## Instructions for the task
From the listing below, copy every line with the word "WLAN".

:: Working data

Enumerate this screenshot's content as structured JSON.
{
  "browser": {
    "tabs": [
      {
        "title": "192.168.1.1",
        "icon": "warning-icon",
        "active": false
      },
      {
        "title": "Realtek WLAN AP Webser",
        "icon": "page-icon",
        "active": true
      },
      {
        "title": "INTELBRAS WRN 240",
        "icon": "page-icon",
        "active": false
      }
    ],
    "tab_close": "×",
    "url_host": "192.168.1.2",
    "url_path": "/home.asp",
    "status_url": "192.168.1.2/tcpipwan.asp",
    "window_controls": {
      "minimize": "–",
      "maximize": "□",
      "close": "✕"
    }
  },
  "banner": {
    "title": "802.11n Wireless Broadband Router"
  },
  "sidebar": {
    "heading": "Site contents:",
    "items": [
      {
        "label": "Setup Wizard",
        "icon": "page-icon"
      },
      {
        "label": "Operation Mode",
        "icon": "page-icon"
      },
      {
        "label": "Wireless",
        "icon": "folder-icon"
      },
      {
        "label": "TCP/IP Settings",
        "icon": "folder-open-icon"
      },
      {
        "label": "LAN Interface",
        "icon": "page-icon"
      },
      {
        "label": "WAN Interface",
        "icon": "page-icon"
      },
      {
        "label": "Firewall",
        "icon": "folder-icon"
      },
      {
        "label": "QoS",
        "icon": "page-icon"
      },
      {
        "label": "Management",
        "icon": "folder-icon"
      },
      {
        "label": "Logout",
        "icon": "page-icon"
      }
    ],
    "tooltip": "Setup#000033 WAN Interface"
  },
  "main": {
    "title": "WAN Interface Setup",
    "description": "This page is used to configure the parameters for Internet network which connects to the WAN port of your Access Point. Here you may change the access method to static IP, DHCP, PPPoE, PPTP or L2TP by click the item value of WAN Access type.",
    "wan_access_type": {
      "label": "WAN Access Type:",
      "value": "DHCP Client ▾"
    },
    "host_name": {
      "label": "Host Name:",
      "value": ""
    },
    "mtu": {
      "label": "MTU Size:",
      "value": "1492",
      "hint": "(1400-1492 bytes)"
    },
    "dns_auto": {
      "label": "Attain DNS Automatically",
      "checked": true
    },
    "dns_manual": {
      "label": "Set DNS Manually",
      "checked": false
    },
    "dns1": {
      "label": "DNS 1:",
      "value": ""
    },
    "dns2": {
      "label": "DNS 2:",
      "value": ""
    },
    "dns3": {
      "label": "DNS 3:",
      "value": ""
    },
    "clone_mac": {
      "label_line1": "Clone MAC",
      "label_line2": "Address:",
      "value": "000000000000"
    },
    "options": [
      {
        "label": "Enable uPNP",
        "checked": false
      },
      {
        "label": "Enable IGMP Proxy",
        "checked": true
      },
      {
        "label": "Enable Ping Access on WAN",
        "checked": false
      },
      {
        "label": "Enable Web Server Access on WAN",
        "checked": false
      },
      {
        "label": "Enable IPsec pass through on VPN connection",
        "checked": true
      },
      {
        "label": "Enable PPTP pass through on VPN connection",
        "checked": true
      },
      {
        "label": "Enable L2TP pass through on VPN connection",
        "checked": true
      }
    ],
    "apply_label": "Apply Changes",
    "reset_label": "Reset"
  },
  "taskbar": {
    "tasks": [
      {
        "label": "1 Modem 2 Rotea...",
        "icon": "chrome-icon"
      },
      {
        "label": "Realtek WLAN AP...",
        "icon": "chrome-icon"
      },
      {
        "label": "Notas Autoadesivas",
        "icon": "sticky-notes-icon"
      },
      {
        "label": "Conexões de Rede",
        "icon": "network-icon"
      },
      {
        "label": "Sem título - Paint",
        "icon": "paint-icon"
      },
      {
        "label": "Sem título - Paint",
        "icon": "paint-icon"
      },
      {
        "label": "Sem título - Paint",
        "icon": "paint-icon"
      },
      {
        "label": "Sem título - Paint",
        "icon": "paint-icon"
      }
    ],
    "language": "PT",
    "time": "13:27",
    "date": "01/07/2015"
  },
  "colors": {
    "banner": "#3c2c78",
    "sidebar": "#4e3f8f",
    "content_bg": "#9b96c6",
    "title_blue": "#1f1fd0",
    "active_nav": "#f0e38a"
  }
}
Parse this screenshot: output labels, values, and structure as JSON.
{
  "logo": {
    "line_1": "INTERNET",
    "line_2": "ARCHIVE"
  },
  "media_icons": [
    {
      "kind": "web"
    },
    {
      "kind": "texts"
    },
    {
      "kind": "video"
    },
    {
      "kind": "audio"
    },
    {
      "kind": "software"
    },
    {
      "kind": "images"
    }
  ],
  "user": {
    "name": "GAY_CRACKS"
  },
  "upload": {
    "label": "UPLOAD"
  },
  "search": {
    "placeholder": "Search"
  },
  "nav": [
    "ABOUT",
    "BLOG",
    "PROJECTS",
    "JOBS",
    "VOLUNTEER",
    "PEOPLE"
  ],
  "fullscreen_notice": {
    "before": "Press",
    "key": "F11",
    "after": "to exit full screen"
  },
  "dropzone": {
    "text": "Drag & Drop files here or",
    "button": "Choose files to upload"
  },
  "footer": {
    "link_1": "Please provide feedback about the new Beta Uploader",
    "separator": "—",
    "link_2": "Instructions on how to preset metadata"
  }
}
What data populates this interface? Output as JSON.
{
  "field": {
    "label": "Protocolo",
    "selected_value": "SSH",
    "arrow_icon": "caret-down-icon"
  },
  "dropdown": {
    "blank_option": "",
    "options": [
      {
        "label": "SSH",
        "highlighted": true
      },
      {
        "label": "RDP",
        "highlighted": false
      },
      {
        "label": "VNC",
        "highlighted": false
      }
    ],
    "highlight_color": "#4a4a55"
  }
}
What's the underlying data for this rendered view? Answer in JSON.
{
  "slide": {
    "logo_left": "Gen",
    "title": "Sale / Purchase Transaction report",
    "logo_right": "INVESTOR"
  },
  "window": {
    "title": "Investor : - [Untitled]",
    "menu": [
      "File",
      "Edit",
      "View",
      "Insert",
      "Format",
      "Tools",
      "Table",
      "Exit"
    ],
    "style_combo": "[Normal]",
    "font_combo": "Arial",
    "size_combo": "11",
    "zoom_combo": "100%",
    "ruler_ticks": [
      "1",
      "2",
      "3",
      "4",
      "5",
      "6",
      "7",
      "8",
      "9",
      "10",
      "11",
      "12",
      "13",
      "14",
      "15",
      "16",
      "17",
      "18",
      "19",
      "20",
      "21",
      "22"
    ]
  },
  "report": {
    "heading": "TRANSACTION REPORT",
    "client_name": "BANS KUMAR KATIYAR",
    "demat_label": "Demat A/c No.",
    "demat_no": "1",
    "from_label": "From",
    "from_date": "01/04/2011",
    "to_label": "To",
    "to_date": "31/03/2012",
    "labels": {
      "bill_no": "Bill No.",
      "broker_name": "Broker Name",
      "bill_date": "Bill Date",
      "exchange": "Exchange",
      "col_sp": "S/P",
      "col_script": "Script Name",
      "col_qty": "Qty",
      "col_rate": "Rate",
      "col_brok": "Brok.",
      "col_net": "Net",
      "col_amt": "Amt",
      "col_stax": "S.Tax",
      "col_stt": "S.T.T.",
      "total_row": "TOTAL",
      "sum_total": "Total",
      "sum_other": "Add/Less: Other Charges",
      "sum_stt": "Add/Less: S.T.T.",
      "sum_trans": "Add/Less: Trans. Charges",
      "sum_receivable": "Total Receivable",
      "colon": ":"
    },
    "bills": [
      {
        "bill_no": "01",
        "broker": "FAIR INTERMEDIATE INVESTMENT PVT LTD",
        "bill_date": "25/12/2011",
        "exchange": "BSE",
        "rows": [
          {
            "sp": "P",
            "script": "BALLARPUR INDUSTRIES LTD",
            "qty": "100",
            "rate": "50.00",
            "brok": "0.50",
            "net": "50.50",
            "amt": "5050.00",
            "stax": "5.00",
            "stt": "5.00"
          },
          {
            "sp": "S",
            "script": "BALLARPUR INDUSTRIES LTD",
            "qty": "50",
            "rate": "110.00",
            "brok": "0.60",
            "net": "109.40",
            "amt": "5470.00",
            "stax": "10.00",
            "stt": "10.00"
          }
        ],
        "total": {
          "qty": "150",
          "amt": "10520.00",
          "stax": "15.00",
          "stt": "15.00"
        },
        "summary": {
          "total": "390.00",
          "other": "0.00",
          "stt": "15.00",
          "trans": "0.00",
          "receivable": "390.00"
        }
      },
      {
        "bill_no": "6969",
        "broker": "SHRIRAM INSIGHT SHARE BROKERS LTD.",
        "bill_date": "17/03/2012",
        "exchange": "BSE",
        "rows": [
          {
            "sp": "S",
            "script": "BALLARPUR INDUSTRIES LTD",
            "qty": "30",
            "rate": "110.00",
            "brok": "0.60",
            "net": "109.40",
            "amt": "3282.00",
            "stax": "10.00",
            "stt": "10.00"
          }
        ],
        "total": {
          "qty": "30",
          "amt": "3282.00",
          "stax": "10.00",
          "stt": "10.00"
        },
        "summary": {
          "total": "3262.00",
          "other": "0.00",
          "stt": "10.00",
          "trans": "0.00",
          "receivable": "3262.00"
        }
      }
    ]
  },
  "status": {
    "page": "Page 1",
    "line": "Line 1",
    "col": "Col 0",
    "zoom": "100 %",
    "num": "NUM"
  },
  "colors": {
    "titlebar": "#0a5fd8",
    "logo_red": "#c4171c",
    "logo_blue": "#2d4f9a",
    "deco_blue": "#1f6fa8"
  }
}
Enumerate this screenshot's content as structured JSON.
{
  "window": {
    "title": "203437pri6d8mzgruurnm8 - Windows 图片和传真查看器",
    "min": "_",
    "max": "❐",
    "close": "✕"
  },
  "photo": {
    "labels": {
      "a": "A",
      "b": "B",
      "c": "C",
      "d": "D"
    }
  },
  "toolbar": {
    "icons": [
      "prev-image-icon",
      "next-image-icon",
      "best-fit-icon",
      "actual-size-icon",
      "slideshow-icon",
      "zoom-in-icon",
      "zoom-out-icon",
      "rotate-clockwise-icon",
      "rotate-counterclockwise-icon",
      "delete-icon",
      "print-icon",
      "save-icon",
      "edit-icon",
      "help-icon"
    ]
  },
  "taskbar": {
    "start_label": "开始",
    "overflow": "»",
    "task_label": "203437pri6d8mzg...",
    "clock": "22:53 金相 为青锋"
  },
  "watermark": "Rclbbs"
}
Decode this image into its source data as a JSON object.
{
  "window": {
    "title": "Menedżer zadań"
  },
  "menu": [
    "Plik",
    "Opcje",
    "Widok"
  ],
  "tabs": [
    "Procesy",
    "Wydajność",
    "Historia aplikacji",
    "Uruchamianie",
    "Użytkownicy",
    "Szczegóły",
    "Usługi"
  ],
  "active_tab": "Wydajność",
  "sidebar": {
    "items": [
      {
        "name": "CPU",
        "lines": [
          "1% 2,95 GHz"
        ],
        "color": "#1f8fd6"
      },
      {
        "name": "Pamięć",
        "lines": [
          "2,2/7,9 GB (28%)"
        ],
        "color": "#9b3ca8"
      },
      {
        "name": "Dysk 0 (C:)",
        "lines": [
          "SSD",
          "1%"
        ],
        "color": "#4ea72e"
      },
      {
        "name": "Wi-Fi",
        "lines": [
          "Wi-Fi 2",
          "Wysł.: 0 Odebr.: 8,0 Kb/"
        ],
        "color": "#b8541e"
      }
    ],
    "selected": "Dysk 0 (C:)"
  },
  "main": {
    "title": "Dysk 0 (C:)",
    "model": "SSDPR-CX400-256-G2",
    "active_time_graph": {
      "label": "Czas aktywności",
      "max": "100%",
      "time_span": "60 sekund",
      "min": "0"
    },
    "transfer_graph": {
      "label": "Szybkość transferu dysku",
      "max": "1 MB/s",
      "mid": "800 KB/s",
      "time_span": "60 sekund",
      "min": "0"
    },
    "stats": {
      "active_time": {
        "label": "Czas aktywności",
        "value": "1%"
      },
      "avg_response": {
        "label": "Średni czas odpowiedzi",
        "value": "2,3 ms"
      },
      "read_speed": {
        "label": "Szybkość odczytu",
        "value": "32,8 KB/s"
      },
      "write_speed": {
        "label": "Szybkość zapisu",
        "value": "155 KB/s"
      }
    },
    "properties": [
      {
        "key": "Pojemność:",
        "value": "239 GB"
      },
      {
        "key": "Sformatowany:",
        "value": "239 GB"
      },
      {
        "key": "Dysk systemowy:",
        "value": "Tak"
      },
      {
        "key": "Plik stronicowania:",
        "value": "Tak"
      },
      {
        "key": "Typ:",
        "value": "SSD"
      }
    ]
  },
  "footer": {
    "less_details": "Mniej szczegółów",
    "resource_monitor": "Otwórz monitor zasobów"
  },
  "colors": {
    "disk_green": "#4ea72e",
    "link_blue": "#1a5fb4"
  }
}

::::

## Finished task
        "title": "Realtek WLAN AP Webser",
        "label": "Realtek WLAN AP...",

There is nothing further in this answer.